### TASK REQUIREMENTS
Scan the records for the string "документов"; copy each line where it occurs.

Saved entries

..............................

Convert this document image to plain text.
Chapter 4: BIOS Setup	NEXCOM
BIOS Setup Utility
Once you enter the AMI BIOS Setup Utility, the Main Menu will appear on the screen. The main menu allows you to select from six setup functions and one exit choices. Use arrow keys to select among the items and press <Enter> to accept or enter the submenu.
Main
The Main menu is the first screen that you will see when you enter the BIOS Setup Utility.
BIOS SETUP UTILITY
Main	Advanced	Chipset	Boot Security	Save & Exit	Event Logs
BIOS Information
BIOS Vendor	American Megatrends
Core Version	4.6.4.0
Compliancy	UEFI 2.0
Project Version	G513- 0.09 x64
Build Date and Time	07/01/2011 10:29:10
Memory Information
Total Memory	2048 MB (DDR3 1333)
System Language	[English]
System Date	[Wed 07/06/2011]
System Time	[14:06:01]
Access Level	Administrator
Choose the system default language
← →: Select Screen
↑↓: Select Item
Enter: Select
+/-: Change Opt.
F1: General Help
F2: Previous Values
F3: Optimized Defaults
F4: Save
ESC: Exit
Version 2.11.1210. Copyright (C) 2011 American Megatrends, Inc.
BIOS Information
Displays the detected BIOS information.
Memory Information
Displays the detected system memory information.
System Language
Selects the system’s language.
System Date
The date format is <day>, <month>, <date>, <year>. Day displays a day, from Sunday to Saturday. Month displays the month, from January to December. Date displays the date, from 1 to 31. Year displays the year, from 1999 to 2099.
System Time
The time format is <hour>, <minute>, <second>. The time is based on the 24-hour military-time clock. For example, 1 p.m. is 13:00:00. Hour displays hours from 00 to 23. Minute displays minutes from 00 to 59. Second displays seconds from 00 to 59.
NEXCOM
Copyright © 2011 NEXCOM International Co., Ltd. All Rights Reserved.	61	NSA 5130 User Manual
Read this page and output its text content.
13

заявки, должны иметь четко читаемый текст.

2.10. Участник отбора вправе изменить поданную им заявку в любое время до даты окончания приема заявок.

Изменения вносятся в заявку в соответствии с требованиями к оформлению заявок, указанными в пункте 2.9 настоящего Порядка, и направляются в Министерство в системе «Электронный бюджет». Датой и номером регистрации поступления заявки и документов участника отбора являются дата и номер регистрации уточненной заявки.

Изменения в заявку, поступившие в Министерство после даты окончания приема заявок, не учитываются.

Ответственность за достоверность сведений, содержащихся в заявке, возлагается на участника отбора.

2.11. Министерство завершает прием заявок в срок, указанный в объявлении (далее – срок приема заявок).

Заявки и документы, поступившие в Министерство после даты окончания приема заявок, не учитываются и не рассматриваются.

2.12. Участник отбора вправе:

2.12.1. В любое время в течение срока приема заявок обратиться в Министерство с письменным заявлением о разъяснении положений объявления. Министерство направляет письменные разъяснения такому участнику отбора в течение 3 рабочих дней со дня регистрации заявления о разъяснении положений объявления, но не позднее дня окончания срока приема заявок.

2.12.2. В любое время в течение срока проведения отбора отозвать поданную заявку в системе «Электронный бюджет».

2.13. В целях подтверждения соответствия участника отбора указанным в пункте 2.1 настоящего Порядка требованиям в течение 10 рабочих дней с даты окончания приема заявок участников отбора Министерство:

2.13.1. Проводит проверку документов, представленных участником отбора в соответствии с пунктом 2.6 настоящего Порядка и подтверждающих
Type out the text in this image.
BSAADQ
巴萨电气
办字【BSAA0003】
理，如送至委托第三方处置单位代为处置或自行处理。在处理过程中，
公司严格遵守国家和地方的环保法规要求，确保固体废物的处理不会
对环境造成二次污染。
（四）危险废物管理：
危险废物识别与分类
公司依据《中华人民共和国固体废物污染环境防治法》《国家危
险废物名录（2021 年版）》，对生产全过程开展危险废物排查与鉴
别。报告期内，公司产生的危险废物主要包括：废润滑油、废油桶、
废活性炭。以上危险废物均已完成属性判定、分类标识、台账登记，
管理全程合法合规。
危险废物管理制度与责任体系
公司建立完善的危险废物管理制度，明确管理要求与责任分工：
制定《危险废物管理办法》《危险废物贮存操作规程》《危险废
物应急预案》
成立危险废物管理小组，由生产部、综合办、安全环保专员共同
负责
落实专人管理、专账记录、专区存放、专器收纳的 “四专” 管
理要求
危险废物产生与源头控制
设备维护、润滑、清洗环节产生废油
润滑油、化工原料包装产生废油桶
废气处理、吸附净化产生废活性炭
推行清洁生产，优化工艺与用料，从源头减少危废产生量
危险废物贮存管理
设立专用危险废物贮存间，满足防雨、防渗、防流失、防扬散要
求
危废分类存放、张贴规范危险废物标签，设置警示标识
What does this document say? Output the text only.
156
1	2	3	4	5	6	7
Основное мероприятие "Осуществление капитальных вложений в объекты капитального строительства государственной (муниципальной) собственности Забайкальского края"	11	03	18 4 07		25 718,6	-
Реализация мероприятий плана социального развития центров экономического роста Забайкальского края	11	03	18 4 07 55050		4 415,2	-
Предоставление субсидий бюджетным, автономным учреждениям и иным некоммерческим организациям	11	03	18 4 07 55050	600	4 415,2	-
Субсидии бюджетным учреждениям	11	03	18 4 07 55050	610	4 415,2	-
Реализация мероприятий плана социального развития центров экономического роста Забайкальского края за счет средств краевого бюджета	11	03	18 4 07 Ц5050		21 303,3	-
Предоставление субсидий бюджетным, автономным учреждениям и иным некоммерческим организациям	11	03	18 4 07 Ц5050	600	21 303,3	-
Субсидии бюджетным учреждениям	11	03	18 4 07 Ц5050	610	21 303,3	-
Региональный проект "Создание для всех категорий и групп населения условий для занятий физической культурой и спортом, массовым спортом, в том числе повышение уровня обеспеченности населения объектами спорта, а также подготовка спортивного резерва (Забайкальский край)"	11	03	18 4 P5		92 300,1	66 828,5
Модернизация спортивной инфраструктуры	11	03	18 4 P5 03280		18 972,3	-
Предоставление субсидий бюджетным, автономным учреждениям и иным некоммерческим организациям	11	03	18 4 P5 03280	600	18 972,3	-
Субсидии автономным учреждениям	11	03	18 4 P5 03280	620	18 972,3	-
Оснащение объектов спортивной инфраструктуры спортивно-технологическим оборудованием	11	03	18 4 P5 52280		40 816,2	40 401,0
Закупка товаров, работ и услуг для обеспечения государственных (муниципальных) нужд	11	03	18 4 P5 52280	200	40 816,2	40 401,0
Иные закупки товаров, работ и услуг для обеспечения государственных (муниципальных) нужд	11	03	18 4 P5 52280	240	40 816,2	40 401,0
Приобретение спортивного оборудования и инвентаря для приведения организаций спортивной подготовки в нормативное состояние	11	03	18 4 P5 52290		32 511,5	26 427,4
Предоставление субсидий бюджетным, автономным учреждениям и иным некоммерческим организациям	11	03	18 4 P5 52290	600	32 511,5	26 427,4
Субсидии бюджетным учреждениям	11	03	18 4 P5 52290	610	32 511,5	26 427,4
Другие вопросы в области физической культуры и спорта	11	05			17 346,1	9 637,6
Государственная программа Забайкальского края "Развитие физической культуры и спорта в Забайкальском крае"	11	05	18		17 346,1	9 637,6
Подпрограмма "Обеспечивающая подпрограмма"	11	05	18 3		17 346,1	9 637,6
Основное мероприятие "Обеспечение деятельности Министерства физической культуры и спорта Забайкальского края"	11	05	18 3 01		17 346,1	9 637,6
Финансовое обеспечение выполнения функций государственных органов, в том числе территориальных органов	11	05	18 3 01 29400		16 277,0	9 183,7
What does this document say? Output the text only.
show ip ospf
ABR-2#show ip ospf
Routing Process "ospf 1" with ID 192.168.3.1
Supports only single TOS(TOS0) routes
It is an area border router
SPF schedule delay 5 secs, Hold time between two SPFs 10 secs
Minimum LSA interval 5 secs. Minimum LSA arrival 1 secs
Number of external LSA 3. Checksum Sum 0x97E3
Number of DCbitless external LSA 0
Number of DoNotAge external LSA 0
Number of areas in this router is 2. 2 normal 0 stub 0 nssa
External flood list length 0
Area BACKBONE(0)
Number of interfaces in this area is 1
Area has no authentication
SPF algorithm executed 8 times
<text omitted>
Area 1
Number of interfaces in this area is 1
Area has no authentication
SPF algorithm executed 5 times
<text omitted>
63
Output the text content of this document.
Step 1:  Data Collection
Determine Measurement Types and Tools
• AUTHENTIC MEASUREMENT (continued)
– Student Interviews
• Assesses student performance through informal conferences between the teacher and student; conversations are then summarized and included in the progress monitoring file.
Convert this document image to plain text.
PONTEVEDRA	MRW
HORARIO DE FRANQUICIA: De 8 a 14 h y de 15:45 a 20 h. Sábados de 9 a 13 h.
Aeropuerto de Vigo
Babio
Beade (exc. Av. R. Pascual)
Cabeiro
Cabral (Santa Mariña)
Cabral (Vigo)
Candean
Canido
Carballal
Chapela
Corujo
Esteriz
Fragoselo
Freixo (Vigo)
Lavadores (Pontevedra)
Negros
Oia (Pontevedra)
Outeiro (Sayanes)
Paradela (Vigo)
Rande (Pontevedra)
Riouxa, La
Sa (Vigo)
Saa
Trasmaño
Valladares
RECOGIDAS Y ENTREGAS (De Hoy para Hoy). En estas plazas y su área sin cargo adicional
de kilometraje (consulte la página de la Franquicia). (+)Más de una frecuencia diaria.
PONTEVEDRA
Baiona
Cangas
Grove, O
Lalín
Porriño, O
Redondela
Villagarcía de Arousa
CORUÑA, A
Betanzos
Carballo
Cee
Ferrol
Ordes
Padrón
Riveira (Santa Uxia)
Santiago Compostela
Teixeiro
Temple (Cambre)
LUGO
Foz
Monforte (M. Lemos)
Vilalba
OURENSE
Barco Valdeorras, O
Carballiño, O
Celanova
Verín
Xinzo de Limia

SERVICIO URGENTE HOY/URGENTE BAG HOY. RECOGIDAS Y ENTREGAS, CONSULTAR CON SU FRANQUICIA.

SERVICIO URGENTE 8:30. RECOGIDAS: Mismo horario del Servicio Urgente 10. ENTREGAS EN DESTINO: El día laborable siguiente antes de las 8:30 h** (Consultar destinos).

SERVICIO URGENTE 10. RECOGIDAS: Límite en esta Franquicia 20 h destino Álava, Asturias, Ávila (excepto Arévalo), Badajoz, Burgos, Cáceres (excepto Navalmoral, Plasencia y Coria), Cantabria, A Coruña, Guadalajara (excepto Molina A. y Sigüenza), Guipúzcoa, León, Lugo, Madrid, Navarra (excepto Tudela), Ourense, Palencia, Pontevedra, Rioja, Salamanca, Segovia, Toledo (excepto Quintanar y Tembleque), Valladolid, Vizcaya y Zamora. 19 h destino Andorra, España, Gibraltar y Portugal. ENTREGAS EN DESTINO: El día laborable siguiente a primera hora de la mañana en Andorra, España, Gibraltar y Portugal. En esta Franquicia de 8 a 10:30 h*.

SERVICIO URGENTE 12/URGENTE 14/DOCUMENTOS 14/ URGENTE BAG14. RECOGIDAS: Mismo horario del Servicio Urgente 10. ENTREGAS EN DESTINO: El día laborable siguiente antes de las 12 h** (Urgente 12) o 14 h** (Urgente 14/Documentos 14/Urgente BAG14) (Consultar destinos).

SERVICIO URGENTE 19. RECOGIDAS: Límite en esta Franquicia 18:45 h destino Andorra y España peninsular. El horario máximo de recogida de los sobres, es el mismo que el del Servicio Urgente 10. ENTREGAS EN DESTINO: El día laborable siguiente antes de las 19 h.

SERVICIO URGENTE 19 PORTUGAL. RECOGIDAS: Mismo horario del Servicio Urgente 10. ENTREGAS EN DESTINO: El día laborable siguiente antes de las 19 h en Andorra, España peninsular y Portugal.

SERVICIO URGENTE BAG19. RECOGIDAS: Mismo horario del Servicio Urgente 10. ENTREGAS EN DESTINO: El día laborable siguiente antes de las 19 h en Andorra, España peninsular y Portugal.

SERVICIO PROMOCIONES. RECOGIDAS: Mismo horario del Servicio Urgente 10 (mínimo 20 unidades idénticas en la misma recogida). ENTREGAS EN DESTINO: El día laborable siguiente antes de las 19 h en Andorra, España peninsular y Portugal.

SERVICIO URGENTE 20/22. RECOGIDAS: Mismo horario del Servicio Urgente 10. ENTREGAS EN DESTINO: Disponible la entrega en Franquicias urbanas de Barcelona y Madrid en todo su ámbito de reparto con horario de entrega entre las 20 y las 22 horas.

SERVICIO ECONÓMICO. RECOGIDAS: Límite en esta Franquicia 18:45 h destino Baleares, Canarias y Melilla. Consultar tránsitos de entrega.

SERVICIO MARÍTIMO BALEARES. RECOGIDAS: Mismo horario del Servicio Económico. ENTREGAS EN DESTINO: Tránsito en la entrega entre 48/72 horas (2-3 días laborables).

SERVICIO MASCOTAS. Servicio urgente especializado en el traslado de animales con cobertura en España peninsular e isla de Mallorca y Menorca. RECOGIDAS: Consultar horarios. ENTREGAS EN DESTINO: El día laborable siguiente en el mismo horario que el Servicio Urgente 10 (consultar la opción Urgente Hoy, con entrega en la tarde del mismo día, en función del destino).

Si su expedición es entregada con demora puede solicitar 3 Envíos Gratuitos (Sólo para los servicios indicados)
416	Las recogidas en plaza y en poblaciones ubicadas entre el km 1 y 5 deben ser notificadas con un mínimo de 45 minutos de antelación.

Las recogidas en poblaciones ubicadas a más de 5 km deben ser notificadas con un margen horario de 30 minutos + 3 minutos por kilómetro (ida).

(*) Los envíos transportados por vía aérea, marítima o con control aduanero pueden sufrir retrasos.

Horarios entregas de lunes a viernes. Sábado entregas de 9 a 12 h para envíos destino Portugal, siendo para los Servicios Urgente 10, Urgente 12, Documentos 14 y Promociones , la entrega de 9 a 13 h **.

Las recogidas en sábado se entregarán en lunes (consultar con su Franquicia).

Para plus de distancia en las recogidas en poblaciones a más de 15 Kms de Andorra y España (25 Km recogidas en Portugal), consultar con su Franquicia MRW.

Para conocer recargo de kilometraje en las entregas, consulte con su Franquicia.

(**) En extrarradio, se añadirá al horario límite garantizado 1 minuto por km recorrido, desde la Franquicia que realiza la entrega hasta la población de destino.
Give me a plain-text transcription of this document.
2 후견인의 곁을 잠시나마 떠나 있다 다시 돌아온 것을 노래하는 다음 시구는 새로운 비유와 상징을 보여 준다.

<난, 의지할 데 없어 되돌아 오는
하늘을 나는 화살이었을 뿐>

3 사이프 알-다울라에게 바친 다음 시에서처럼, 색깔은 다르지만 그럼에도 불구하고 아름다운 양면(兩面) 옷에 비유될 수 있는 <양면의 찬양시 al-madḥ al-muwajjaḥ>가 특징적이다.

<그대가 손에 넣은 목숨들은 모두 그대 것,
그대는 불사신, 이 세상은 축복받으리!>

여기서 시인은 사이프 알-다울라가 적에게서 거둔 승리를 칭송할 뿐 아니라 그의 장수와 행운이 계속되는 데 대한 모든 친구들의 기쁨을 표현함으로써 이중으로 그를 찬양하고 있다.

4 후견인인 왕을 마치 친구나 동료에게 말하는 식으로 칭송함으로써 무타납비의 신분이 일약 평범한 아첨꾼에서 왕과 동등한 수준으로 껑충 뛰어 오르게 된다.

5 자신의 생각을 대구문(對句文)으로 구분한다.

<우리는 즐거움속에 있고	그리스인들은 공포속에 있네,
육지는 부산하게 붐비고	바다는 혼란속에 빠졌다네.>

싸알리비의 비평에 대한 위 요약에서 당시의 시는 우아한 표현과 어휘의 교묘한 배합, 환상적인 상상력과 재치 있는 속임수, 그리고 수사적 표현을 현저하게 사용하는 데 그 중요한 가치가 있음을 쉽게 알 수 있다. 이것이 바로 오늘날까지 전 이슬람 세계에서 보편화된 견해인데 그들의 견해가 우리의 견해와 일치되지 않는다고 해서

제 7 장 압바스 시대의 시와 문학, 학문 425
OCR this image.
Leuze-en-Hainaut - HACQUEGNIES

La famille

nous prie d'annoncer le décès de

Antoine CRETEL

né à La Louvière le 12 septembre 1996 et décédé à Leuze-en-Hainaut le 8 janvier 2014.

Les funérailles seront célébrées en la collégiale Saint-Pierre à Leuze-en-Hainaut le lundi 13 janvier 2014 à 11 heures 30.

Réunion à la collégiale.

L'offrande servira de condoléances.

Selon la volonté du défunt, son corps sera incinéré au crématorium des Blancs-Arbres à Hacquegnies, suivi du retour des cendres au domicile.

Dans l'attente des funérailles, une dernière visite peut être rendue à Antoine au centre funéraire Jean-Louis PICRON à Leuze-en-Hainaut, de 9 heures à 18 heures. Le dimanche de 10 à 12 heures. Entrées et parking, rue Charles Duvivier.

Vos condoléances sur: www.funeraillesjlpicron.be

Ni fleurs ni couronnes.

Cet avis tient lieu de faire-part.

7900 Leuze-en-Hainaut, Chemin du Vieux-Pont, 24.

..............................

### FINAL ANSWER
Изменения вносятся в заявку в соответствии с требованиями к оформлению заявок, указанными в пункте 2.9 настоящего Порядка, и направляются в Министерство в системе «Электронный бюджет». Датой и номером регистрации поступления заявки и документов участника отбора являются дата и номер регистрации уточненной заявки.
2.13.1. Проводит проверку документов, представленных участником отбора в соответствии с пунктом 2.6 настоящего Порядка и подтверждающих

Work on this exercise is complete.